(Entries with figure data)

______________________________

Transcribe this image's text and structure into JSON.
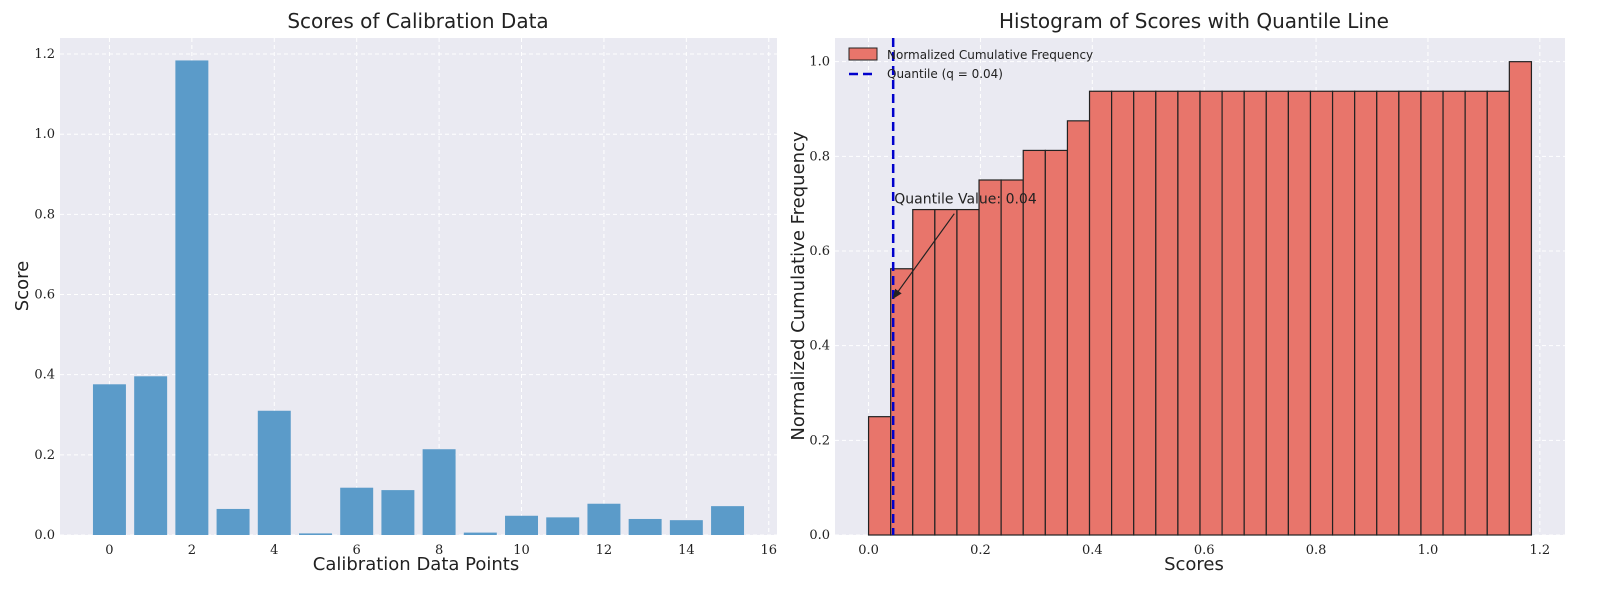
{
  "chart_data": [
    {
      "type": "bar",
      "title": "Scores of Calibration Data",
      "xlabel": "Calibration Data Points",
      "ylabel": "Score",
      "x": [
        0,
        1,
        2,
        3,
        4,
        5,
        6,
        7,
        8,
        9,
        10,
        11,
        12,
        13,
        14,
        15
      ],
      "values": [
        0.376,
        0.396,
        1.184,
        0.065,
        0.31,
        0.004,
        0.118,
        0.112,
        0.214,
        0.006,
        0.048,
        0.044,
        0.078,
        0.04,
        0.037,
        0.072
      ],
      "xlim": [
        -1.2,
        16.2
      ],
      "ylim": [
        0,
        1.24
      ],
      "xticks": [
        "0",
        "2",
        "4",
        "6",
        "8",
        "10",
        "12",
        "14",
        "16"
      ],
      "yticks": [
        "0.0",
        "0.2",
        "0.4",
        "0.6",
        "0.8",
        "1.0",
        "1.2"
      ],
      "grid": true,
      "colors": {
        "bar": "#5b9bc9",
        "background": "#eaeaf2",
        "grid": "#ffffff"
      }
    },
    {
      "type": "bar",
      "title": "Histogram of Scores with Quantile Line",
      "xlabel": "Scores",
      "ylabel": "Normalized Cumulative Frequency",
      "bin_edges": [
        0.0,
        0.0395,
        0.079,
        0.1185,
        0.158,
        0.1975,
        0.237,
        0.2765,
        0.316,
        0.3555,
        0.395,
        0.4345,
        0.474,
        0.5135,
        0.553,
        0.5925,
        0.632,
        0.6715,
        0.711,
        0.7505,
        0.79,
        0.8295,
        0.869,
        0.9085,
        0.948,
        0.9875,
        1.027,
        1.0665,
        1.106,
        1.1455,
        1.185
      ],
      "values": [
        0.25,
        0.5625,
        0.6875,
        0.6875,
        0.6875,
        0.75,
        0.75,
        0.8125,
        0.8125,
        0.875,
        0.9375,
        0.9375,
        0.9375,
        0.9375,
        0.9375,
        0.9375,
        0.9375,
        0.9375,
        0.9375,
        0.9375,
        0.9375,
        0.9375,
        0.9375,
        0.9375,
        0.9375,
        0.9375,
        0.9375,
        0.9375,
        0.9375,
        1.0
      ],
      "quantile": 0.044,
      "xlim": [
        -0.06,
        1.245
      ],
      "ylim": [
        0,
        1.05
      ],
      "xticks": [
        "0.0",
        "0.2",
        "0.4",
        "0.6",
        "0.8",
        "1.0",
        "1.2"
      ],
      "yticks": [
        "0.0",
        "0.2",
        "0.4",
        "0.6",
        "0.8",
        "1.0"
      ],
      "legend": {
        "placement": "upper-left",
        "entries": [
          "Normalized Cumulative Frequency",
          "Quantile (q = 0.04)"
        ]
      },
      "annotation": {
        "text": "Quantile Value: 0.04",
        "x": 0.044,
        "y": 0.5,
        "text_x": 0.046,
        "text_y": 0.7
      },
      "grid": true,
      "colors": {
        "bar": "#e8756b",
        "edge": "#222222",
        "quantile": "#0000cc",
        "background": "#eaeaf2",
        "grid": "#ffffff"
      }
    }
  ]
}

______________________________

Set problem:
Each line of the data should be quoted exactly, with pictures left out.

Answer to this exercise:
Transcribe this image's text and structure into JSON.
{
  "chart_data": [
    {
      "type": "bar",
      "title": "Scores of Calibration Data",
      "xlabel": "Calibration Data Points",
      "ylabel": "Score",
      "x": [
        0,
        1,
        2,
        3,
        4,
        5,
        6,
        7,
        8,
        9,
        10,
        11,
        12,
        13,
        14,
        15
      ],
      "values": [
        0.376,
        0.396,
        1.184,
        0.065,
        0.31,
        0.004,
        0.118,
        0.112,
        0.214,
        0.006,
        0.048,
        0.044,
        0.078,
        0.04,
        0.037,
        0.072
      ],
      "xlim": [
        -1.2,
        16.2
      ],
      "ylim": [
        0,
        1.24
      ],
      "xticks": [
        "0",
        "2",
        "4",
        "6",
        "8",
        "10",
        "12",
        "14",
        "16"
      ],
      "yticks": [
        "0.0",
        "0.2",
        "0.4",
        "0.6",
        "0.8",
        "1.0",
        "1.2"
      ],
      "grid": true,
      "colors": {
        "bar": "#5b9bc9",
        "background": "#eaeaf2",
        "grid": "#ffffff"
      }
    },
    {
      "type": "bar",
      "title": "Histogram of Scores with Quantile Line",
      "xlabel": "Scores",
      "ylabel": "Normalized Cumulative Frequency",
      "bin_edges": [
        0.0,
        0.0395,
        0.079,
        0.1185,
        0.158,
        0.1975,
        0.237,
        0.2765,
        0.316,
        0.3555,
        0.395,
        0.4345,
        0.474,
        0.5135,
        0.553,
        0.5925,
        0.632,
        0.6715,
        0.711,
        0.7505,
        0.79,
        0.8295,
        0.869,
        0.9085,
        0.948,
        0.9875,
        1.027,
        1.0665,
        1.106,
        1.1455,
        1.185
      ],
      "values": [
        0.25,
        0.5625,
        0.6875,
        0.6875,
        0.6875,
        0.75,
        0.75,
        0.8125,
        0.8125,
        0.875,
        0.9375,
        0.9375,
        0.9375,
        0.9375,
        0.9375,
        0.9375,
        0.9375,
        0.9375,
        0.9375,
        0.9375,
        0.9375,
        0.9375,
        0.9375,
        0.9375,
        0.9375,
        0.9375,
        0.9375,
        0.9375,
        0.9375,
        1.0
      ],
      "quantile": 0.044,
      "xlim": [
        -0.06,
        1.245
      ],
      "ylim": [
        0,
        1.05
      ],
      "xticks": [
        "0.0",
        "0.2",
        "0.4",
        "0.6",
        "0.8",
        "1.0",
        "1.2"
      ],
      "yticks": [
        "0.0",
        "0.2",
        "0.4",
        "0.6",
        "0.8",
        "1.0"
      ],
      "legend": {
        "placement": "upper-left",
        "entries": [
          "Normalized Cumulative Frequency",
          "Quantile (q = 0.04)"
        ]
      },
      "annotation": {
        "text": "Quantile Value: 0.04",
        "x": 0.044,
        "y": 0.5,
        "text_x": 0.046,
        "text_y": 0.7
      },
      "grid": true,
      "colors": {
        "bar": "#e8756b",
        "edge": "#222222",
        "quantile": "#0000cc",
        "background": "#eaeaf2",
        "grid": "#ffffff"
      }
    }
  ]
}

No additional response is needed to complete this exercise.